- Instructions for the task -
Rewrite every entry below as a numbered list, dropping any blank lines.

- Records for the task -
::::::::::
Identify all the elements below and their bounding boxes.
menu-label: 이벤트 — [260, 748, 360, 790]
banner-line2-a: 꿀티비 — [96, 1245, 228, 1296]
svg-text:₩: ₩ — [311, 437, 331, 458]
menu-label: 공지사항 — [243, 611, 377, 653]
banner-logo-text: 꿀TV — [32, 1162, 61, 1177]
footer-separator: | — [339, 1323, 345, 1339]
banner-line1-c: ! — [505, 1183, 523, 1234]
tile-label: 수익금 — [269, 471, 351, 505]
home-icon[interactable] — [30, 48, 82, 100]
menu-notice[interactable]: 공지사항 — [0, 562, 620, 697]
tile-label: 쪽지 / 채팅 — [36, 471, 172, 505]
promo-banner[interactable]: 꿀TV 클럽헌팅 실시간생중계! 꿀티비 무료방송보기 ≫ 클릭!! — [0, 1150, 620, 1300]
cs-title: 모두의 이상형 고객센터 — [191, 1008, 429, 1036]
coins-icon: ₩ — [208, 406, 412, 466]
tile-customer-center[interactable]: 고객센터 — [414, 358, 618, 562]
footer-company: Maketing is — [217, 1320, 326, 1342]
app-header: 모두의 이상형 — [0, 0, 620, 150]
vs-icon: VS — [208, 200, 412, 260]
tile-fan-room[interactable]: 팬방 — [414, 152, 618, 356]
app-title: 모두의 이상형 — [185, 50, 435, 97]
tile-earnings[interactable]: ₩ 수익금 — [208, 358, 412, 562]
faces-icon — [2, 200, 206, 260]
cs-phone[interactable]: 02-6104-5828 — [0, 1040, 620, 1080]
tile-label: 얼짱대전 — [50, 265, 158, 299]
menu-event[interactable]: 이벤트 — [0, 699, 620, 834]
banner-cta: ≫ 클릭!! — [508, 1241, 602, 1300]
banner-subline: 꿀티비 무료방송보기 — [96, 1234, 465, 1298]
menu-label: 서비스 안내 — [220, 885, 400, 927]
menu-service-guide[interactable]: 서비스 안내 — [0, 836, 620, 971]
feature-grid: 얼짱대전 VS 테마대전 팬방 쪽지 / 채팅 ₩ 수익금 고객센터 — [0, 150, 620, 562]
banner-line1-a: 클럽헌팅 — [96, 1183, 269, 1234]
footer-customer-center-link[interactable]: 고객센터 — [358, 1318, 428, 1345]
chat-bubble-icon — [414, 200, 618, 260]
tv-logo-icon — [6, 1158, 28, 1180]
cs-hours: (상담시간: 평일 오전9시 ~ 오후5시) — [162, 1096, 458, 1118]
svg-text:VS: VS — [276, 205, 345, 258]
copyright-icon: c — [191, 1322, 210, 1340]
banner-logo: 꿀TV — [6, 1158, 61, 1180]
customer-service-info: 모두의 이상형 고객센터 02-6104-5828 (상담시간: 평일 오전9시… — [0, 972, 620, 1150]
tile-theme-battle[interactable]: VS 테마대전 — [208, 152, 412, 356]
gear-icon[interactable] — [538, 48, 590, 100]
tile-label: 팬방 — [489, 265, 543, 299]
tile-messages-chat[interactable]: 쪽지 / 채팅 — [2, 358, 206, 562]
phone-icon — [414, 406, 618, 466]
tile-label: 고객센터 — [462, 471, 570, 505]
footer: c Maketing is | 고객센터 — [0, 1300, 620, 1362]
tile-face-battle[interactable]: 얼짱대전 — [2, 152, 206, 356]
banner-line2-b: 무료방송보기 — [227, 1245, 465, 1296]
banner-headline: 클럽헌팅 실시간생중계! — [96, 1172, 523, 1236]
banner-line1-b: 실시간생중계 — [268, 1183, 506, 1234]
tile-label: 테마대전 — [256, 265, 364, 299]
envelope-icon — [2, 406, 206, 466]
::::::::::
- Answer below -
1. Identify all the elements below and their bounding boxes.
2. menu-label: 이벤트 — [260, 748, 360, 790]
3. banner-line2-a: 꿀티비 — [96, 1245, 228, 1296]
4. svg-text:₩: ₩ — [311, 437, 331, 458]
5. menu-label: 공지사항 — [243, 611, 377, 653]
6. banner-logo-text: 꿀TV — [32, 1162, 61, 1177]
7. footer-separator: | — [339, 1323, 345, 1339]
8. banner-line1-c: ! — [505, 1183, 523, 1234]
9. tile-label: 수익금 — [269, 471, 351, 505]
10. home-icon[interactable] — [30, 48, 82, 100]
11. menu-notice[interactable]: 공지사항 — [0, 562, 620, 697]
12. tile-label: 쪽지 / 채팅 — [36, 471, 172, 505]
13. promo-banner[interactable]: 꿀TV 클럽헌팅 실시간생중계! 꿀티비 무료방송보기 ≫ 클릭!! — [0, 1150, 620, 1300]
14. cs-title: 모두의 이상형 고객센터 — [191, 1008, 429, 1036]
15. coins-icon: ₩ — [208, 406, 412, 466]
16. tile-customer-center[interactable]: 고객센터 — [414, 358, 618, 562]
17. footer-company: Maketing is — [217, 1320, 326, 1342]
18. app-header: 모두의 이상형 — [0, 0, 620, 150]
19. vs-icon: VS — [208, 200, 412, 260]
20. tile-fan-room[interactable]: 팬방 — [414, 152, 618, 356]
21. app-title: 모두의 이상형 — [185, 50, 435, 97]
22. tile-earnings[interactable]: ₩ 수익금 — [208, 358, 412, 562]
23. faces-icon — [2, 200, 206, 260]
24. cs-phone[interactable]: 02-6104-5828 — [0, 1040, 620, 1080]
25. tile-label: 얼짱대전 — [50, 265, 158, 299]
26. menu-event[interactable]: 이벤트 — [0, 699, 620, 834]
27. banner-cta: ≫ 클릭!! — [508, 1241, 602, 1300]
28. banner-subline: 꿀티비 무료방송보기 — [96, 1234, 465, 1298]
29. menu-label: 서비스 안내 — [220, 885, 400, 927]
30. menu-service-guide[interactable]: 서비스 안내 — [0, 836, 620, 971]
31. feature-grid: 얼짱대전 VS 테마대전 팬방 쪽지 / 채팅 ₩ 수익금 고객센터 — [0, 150, 620, 562]
32. banner-line1-a: 클럽헌팅 — [96, 1183, 269, 1234]
33. footer-customer-center-link[interactable]: 고객센터 — [358, 1318, 428, 1345]
34. chat-bubble-icon — [414, 200, 618, 260]
35. tv-logo-icon — [6, 1158, 28, 1180]
36. cs-hours: (상담시간: 평일 오전9시 ~ 오후5시) — [162, 1096, 458, 1118]
37. svg-text:VS: VS — [276, 205, 345, 258]
38. copyright-icon: c — [191, 1322, 210, 1340]
39. banner-logo: 꿀TV — [6, 1158, 61, 1180]
40. customer-service-info: 모두의 이상형 고객센터 02-6104-5828 (상담시간: 평일 오전9시… — [0, 972, 620, 1150]
41. tile-theme-battle[interactable]: VS 테마대전 — [208, 152, 412, 356]
42. gear-icon[interactable] — [538, 48, 590, 100]
43. tile-label: 팬방 — [489, 265, 543, 299]
44. tile-messages-chat[interactable]: 쪽지 / 채팅 — [2, 358, 206, 562]
45. phone-icon — [414, 406, 618, 466]
46. tile-label: 고객센터 — [462, 471, 570, 505]
47. footer: c Maketing is | 고객센터 — [0, 1300, 620, 1362]
48. tile-face-battle[interactable]: 얼짱대전 — [2, 152, 206, 356]
49. banner-line2-b: 무료방송보기 — [227, 1245, 465, 1296]
50. banner-headline: 클럽헌팅 실시간생중계! — [96, 1172, 523, 1236]
51. banner-line1-b: 실시간생중계 — [268, 1183, 506, 1234]
52. tile-label: 테마대전 — [256, 265, 364, 299]
53. envelope-icon — [2, 406, 206, 466]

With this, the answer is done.